Task to complete:
For each line of the listing that includes the word "genome", show the whole line.

Records for this task:
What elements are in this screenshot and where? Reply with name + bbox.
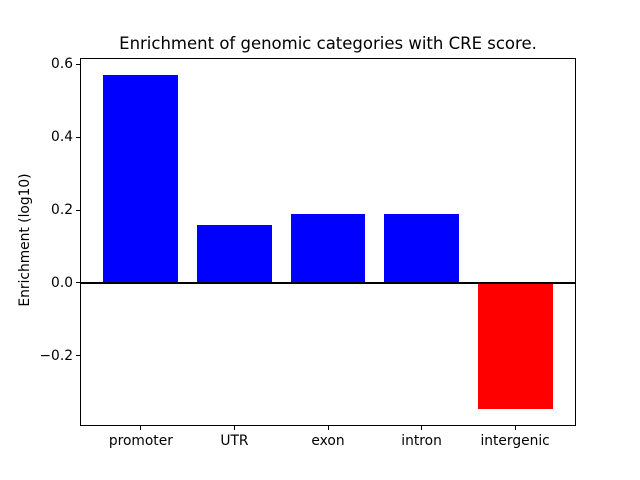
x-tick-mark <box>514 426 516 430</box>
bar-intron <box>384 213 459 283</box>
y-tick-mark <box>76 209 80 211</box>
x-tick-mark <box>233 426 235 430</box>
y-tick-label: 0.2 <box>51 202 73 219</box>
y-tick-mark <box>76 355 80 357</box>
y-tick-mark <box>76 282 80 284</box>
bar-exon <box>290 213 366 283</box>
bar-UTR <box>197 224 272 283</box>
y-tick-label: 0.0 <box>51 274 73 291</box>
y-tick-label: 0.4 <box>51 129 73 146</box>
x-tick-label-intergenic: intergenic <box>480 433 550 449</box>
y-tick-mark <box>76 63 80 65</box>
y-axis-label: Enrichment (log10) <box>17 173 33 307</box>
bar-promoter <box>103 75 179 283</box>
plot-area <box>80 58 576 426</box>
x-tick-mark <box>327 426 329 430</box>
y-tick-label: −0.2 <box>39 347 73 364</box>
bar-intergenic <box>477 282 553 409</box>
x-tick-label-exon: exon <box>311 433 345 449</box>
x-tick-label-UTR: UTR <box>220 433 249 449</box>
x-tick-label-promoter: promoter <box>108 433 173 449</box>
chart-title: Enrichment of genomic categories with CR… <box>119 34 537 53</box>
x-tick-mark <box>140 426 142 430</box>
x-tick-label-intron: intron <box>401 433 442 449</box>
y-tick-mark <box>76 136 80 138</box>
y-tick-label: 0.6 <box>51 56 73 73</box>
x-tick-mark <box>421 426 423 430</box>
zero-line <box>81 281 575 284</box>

---

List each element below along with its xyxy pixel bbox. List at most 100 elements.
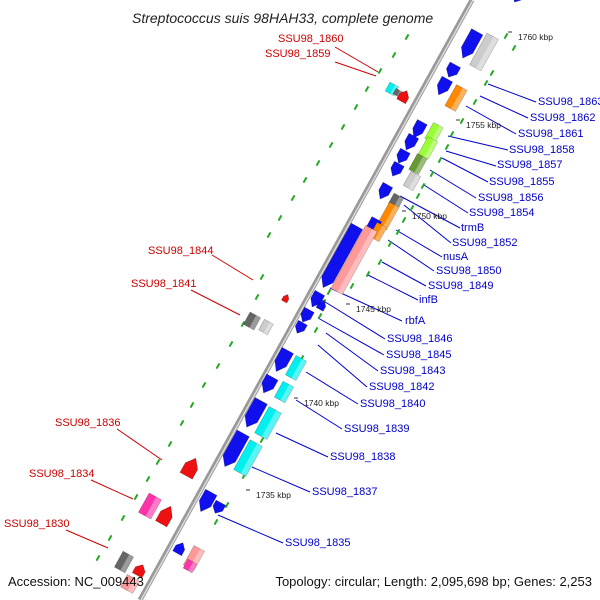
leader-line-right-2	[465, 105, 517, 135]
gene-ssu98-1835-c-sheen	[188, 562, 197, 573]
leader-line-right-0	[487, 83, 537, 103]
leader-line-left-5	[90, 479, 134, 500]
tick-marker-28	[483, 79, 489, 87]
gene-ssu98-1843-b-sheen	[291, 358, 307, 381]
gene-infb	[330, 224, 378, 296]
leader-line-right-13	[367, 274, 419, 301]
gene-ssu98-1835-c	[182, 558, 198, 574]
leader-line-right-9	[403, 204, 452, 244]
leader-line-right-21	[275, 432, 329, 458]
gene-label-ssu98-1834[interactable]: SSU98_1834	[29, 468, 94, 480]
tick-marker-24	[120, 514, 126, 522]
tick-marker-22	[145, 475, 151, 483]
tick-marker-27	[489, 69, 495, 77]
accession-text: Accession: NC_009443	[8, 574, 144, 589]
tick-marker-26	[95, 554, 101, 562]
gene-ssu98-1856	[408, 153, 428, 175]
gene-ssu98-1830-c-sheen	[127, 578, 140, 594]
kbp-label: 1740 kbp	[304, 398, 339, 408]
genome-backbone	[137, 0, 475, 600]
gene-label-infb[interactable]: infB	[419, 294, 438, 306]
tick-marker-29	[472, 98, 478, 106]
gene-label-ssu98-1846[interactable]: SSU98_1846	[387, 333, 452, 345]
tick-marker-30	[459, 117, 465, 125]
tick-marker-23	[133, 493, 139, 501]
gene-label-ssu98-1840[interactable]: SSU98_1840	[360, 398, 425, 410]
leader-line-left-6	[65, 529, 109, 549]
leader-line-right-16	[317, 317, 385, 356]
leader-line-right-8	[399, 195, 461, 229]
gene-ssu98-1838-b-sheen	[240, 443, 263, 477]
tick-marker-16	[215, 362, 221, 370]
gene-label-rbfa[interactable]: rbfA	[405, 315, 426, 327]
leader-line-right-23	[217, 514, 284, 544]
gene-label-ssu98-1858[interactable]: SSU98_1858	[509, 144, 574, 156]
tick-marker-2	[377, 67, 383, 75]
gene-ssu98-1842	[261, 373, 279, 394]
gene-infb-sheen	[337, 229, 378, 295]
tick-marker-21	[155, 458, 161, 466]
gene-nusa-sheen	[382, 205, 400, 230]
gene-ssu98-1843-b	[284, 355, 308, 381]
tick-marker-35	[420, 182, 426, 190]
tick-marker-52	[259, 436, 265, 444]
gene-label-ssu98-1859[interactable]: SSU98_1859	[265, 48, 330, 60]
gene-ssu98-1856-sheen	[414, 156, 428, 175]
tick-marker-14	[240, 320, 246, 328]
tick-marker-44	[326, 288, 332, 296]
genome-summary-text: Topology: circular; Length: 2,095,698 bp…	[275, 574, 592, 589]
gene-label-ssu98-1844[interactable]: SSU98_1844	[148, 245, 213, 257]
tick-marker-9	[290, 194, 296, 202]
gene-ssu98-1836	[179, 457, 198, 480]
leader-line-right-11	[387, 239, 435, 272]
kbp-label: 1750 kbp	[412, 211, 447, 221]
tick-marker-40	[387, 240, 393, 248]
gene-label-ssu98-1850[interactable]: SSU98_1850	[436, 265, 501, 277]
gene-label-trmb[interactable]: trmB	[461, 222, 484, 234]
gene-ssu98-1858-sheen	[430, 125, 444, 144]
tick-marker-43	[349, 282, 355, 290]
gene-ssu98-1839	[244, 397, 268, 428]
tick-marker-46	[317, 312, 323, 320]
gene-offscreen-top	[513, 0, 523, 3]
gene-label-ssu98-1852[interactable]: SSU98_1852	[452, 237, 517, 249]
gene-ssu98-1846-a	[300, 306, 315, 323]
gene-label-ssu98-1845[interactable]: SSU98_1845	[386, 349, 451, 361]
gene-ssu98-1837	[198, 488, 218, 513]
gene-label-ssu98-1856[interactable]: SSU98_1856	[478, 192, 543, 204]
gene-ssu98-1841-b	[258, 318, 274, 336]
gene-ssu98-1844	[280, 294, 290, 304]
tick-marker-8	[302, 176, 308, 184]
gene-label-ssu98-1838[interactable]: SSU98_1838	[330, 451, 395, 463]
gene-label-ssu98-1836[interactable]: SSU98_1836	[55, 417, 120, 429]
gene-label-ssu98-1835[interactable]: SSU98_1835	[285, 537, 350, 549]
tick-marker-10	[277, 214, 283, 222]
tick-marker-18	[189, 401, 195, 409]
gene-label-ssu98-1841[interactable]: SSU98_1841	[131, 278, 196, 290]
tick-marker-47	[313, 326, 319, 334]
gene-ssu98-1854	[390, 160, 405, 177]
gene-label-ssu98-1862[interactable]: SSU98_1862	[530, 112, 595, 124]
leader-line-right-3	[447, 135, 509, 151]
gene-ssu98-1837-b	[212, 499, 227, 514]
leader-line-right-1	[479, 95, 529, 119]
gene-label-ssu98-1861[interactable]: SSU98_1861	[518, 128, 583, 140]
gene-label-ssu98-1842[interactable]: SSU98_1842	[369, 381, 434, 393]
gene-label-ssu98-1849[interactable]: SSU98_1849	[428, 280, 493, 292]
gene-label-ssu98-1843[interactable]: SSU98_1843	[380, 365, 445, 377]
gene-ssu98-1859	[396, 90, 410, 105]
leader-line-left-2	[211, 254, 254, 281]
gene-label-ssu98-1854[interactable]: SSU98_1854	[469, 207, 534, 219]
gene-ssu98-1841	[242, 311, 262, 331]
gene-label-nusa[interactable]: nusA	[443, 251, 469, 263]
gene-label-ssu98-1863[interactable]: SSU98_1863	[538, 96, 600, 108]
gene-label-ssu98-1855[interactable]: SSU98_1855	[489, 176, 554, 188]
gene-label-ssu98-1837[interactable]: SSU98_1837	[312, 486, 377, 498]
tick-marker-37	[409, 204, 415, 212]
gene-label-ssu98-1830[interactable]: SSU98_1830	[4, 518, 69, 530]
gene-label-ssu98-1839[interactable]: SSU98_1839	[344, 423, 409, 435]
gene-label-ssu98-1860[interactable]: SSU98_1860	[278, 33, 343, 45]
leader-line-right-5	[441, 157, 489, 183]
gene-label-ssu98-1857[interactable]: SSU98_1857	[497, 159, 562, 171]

Reply to the exercise:
genome-backbone	[137, 0, 475, 600]
genome-summary-text: Topology: circular; Length: 2,095,698 bp…	[275, 574, 592, 589]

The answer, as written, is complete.